Excerpts from a figure dataset
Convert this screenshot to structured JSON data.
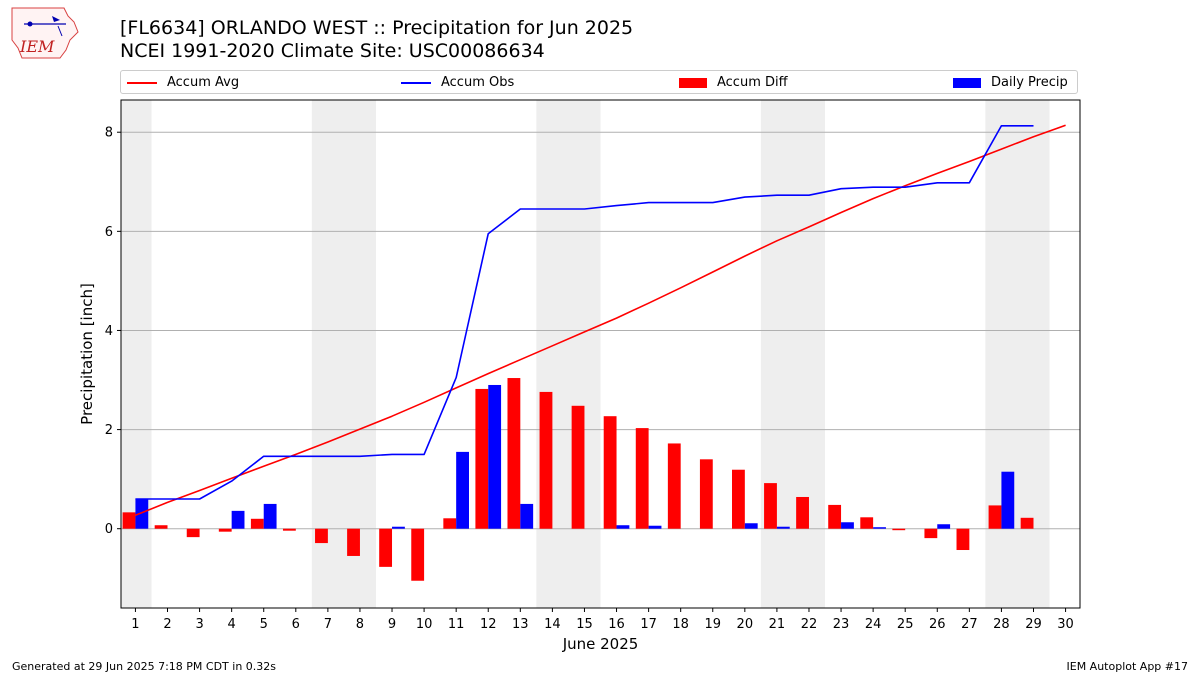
{
  "title_line1": "[FL6634] ORLANDO WEST :: Precipitation for Jun 2025",
  "title_line2": "NCEI 1991-2020 Climate Site: USC00086634",
  "logo_text": "IEM",
  "footer_left": "Generated at 29 Jun 2025 7:18 PM CDT in 0.32s",
  "footer_right": "IEM Autoplot App #17",
  "colors": {
    "avg": "#ff0000",
    "obs": "#0000ff",
    "diff": "#ff0000",
    "daily": "#0000ff",
    "weekend": "#eeeeee",
    "grid": "#b0b0b0"
  },
  "chart_data": {
    "type": "bar",
    "xlabel": "June 2025",
    "ylabel": "Precipitation [inch]",
    "x": [
      1,
      2,
      3,
      4,
      5,
      6,
      7,
      8,
      9,
      10,
      11,
      12,
      13,
      14,
      15,
      16,
      17,
      18,
      19,
      20,
      21,
      22,
      23,
      24,
      25,
      26,
      27,
      28,
      29,
      30
    ],
    "ylim": [
      -1.6,
      8.65
    ],
    "yticks": [
      0,
      2,
      4,
      6,
      8
    ],
    "grid": "horizontal",
    "legend_position": "top",
    "weekend_shading": [
      [
        0.5,
        1.5
      ],
      [
        6.5,
        8.5
      ],
      [
        13.5,
        15.5
      ],
      [
        20.5,
        22.5
      ],
      [
        27.5,
        29.5
      ]
    ],
    "series": [
      {
        "name": "Accum Avg",
        "kind": "line",
        "values": [
          0.27,
          0.53,
          0.77,
          1.02,
          1.26,
          1.5,
          1.75,
          2.01,
          2.27,
          2.55,
          2.84,
          3.13,
          3.41,
          3.69,
          3.97,
          4.25,
          4.55,
          4.86,
          5.18,
          5.5,
          5.81,
          6.09,
          6.38,
          6.66,
          6.92,
          7.17,
          7.41,
          7.66,
          7.91,
          8.14
        ]
      },
      {
        "name": "Accum Obs",
        "kind": "line",
        "values": [
          0.6,
          0.6,
          0.6,
          0.96,
          1.46,
          1.46,
          1.46,
          1.46,
          1.5,
          1.5,
          3.05,
          5.95,
          6.45,
          6.45,
          6.45,
          6.52,
          6.58,
          6.58,
          6.58,
          6.69,
          6.73,
          6.73,
          6.86,
          6.89,
          6.89,
          6.98,
          6.98,
          8.13,
          8.13,
          null
        ]
      },
      {
        "name": "Accum Diff",
        "kind": "bar",
        "values": [
          0.33,
          0.07,
          -0.17,
          -0.06,
          0.2,
          -0.04,
          -0.29,
          -0.55,
          -0.77,
          -1.05,
          0.21,
          2.82,
          3.04,
          2.76,
          2.48,
          2.27,
          2.03,
          1.72,
          1.4,
          1.19,
          0.92,
          0.64,
          0.48,
          0.23,
          -0.03,
          -0.19,
          -0.43,
          0.47,
          0.22,
          null
        ]
      },
      {
        "name": "Daily Precip",
        "kind": "bar",
        "values": [
          0.6,
          0,
          0,
          0.36,
          0.5,
          0,
          0,
          0,
          0.04,
          0,
          1.55,
          2.9,
          0.5,
          0,
          0,
          0.07,
          0.06,
          0,
          0,
          0.11,
          0.04,
          0,
          0.13,
          0.03,
          0,
          0.09,
          0,
          1.15,
          0,
          null
        ]
      }
    ]
  }
}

● Exercise objective
Every record above should be written out again exactly; the pictures stay out of the copy.

● Result for this task
Convert this screenshot to structured JSON data.
{
  "title_line1": "[FL6634] ORLANDO WEST :: Precipitation for Jun 2025",
  "title_line2": "NCEI 1991-2020 Climate Site: USC00086634",
  "logo_text": "IEM",
  "footer_left": "Generated at 29 Jun 2025 7:18 PM CDT in 0.32s",
  "footer_right": "IEM Autoplot App #17",
  "colors": {
    "avg": "#ff0000",
    "obs": "#0000ff",
    "diff": "#ff0000",
    "daily": "#0000ff",
    "weekend": "#eeeeee",
    "grid": "#b0b0b0"
  },
  "chart_data": {
    "type": "bar",
    "xlabel": "June 2025",
    "ylabel": "Precipitation [inch]",
    "x": [
      1,
      2,
      3,
      4,
      5,
      6,
      7,
      8,
      9,
      10,
      11,
      12,
      13,
      14,
      15,
      16,
      17,
      18,
      19,
      20,
      21,
      22,
      23,
      24,
      25,
      26,
      27,
      28,
      29,
      30
    ],
    "ylim": [
      -1.6,
      8.65
    ],
    "yticks": [
      0,
      2,
      4,
      6,
      8
    ],
    "grid": "horizontal",
    "legend_position": "top",
    "weekend_shading": [
      [
        0.5,
        1.5
      ],
      [
        6.5,
        8.5
      ],
      [
        13.5,
        15.5
      ],
      [
        20.5,
        22.5
      ],
      [
        27.5,
        29.5
      ]
    ],
    "series": [
      {
        "name": "Accum Avg",
        "kind": "line",
        "values": [
          0.27,
          0.53,
          0.77,
          1.02,
          1.26,
          1.5,
          1.75,
          2.01,
          2.27,
          2.55,
          2.84,
          3.13,
          3.41,
          3.69,
          3.97,
          4.25,
          4.55,
          4.86,
          5.18,
          5.5,
          5.81,
          6.09,
          6.38,
          6.66,
          6.92,
          7.17,
          7.41,
          7.66,
          7.91,
          8.14
        ]
      },
      {
        "name": "Accum Obs",
        "kind": "line",
        "values": [
          0.6,
          0.6,
          0.6,
          0.96,
          1.46,
          1.46,
          1.46,
          1.46,
          1.5,
          1.5,
          3.05,
          5.95,
          6.45,
          6.45,
          6.45,
          6.52,
          6.58,
          6.58,
          6.58,
          6.69,
          6.73,
          6.73,
          6.86,
          6.89,
          6.89,
          6.98,
          6.98,
          8.13,
          8.13,
          null
        ]
      },
      {
        "name": "Accum Diff",
        "kind": "bar",
        "values": [
          0.33,
          0.07,
          -0.17,
          -0.06,
          0.2,
          -0.04,
          -0.29,
          -0.55,
          -0.77,
          -1.05,
          0.21,
          2.82,
          3.04,
          2.76,
          2.48,
          2.27,
          2.03,
          1.72,
          1.4,
          1.19,
          0.92,
          0.64,
          0.48,
          0.23,
          -0.03,
          -0.19,
          -0.43,
          0.47,
          0.22,
          null
        ]
      },
      {
        "name": "Daily Precip",
        "kind": "bar",
        "values": [
          0.6,
          0,
          0,
          0.36,
          0.5,
          0,
          0,
          0,
          0.04,
          0,
          1.55,
          2.9,
          0.5,
          0,
          0,
          0.07,
          0.06,
          0,
          0,
          0.11,
          0.04,
          0,
          0.13,
          0.03,
          0,
          0.09,
          0,
          1.15,
          0,
          null
        ]
      }
    ]
  }
}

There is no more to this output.